▸ **Excerpt to read**

MSNBC’s Tiffany Cross TORCHES Michele Tafoya’s ‘Hot Trash’ Take on Race: ‘Obviously, Becky, Skin Color Matters’
MSNBC’s Tiffany Cross was highly critical of Michele Tafoya over remarks the former sports broadcaster made about race on shows like The View, Tucker Carlson Tonight, and Megyn Kelly’s YouTube show, which Cross called “hot trash.”
On Saturday morning’s edition of The Cross Connection, Ms. Cross devoted her weekly essay segment to Tafoya, who stirred controversy with an appearance on Tucker Carlson’s show.
Cross lambasted Tafoya — now a political operative — over her views on race, and offered a vehement rebuttal that lampooned Tafoya’s whiteness:
MS. CROSS: This recently retired NFL sideline reporter is ready to play for her home team, speaking almost exclusively with white people about her newly unveiled views on race. She found her tribe with a terrible Tucker Carlson, a sympathetic ear in the echo chamber. And then she went to the blackface expert, Megyn Kelly, who surprisingly didn’t parrot the Fox line stick to sports. But the ‘Both Jesus and Santa are White’ Lady should have given Michelle some advice because this hot take Tafoya dropped on The View was quite the hot trash.
WHOOPI GOLDBERG: You know, you live in the United States, you know that color of skin has been mattering to people for years…
MS. TAFOYA: Can’t we change it that it doesn’t?
WHOOPI GOLDBERG: We need white people to step up and do that.
MS. TAFOYA: But I think that we… they’ve been doing that since the Civil War
MS. CROSS: Girl, flag on the play. No wonder Sideline Susan is so adamantly against critical race theory. Who needs actual knowledge when you can whitewash history with your own ignorant, ill-informed, fabricated narrative?
Now, apparently, it’s CRT that is causing her kids to think that skin color matters, not the Jim Crow era or the ongoing civil rights battle or the fake war on drugs, or the omnipresence, in numerous patterns, of Black bodies being harmed or Black lives being taken.
Now, I’m no Jemele Hill, but if I were, I might be compelled to remind Tafoya that for someone who doesn’t want her kids taught that skin color matters, she is blissfully ignorant to the fact that it seems to matter very much in her own industry.

▸ **Aim 1**
In the article on Tiffany Cross and Michele Tafoya, rename "Sideline Susan" as "Sideline Sally" and give the passage from "WHOOPI GOLDBERG: We" up to and including "her own industry.".
▸ **Aim 2**
According to the article on Tiffany Cross and Michele Tafoya, on whose show did Tafoya make the appearance that stirred controversy?
▸ **Aim 3**
Shorten the paragraph of the article on Tiffany Cross and Michele Tafoya that begins "MSNBC's Tiffany Cross was highly critical" to one brief sentence, keeping its main facts.
The records aren't needed for any of this.

▸ **Material shown**
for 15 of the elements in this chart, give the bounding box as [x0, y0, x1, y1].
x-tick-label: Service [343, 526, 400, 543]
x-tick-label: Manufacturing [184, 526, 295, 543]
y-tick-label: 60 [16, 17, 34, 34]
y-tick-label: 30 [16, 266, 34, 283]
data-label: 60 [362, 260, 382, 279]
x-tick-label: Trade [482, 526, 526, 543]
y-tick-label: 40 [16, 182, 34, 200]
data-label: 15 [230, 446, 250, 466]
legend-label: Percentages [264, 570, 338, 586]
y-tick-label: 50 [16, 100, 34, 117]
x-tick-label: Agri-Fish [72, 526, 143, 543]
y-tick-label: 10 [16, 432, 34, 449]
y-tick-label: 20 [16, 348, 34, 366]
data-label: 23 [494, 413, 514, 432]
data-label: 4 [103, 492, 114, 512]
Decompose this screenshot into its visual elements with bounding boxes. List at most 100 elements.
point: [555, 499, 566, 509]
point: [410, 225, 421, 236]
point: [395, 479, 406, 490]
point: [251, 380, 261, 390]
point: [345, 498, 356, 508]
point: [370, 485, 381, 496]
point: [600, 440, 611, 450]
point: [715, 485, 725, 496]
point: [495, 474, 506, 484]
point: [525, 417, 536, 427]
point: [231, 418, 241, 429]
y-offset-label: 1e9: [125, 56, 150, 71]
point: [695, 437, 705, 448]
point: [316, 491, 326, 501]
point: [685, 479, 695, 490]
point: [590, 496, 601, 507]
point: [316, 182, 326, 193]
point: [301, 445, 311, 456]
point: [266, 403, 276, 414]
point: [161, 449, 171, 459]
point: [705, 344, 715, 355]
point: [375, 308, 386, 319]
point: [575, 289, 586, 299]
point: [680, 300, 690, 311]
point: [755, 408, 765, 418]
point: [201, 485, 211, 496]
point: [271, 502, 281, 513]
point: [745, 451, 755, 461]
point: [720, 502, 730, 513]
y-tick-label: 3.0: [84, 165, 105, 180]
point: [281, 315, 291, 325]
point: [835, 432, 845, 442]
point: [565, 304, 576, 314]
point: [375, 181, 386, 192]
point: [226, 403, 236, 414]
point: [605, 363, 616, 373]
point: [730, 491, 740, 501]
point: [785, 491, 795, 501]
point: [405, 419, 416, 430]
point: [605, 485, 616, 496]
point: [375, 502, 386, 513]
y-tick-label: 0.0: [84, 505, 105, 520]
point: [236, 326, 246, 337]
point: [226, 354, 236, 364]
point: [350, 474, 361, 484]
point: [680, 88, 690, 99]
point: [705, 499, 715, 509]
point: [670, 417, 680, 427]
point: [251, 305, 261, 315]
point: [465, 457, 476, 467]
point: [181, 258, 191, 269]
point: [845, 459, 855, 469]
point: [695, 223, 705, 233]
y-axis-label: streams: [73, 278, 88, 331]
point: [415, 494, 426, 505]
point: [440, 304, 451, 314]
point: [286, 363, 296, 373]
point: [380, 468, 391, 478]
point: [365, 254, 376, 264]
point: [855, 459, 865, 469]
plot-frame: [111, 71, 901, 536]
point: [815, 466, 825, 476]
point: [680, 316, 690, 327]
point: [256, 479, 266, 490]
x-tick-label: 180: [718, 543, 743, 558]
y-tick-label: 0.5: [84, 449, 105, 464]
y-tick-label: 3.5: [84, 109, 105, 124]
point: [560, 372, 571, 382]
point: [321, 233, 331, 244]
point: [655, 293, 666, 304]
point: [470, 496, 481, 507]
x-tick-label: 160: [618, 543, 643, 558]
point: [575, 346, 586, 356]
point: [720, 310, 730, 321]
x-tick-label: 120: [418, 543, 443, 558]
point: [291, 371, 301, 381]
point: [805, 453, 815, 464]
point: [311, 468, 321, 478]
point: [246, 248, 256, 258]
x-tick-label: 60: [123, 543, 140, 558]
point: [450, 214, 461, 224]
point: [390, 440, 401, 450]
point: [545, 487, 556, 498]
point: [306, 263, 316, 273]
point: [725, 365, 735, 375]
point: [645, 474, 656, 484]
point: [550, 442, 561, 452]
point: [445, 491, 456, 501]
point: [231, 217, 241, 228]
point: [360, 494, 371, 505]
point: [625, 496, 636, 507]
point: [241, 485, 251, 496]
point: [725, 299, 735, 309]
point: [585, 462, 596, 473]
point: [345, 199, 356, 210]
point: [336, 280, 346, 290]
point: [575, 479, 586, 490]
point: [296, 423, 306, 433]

▸ **Complete output 1**
WHOOPI GOLDBERG: We need white people to step up and do that.
MS. TAFOYA: But I think that we… they’ve been doing that since the Civil War
MS. CROSS: Girl, flag on the play. No wonder Sideline Sally is so adamantly against critical race theory. Who needs actual knowledge when you can whitewash history with your own ignorant, ill-informed, fabricated narrative?
Now, apparently, it’s CRT that is causing her kids to think that skin color matters, not the Jim Crow era or the ongoing civil rights battle or the fake war on drugs, or the omnipresence, in numerous patterns, of Black bodies being harmed or Black lives being taken.
Now, I’m no Jemele Hill, but if I were, I might be compelled to remind Tafoya that for someone who doesn’t want her kids taught that skin color matters, she is blissfully ignorant to the fact that it seems to matter very much in her own industry.

▸ **Complete output 2**
Tucker Carlson's show.

▸ **Complete output 3**
MSNBC's Tiffany Cross sharply criticized former sports broadcaster Michele Tafoya's remarks on race on The View, Tucker Carlson Tonight and Megyn Kelly's YouTube show, calling them "hot trash."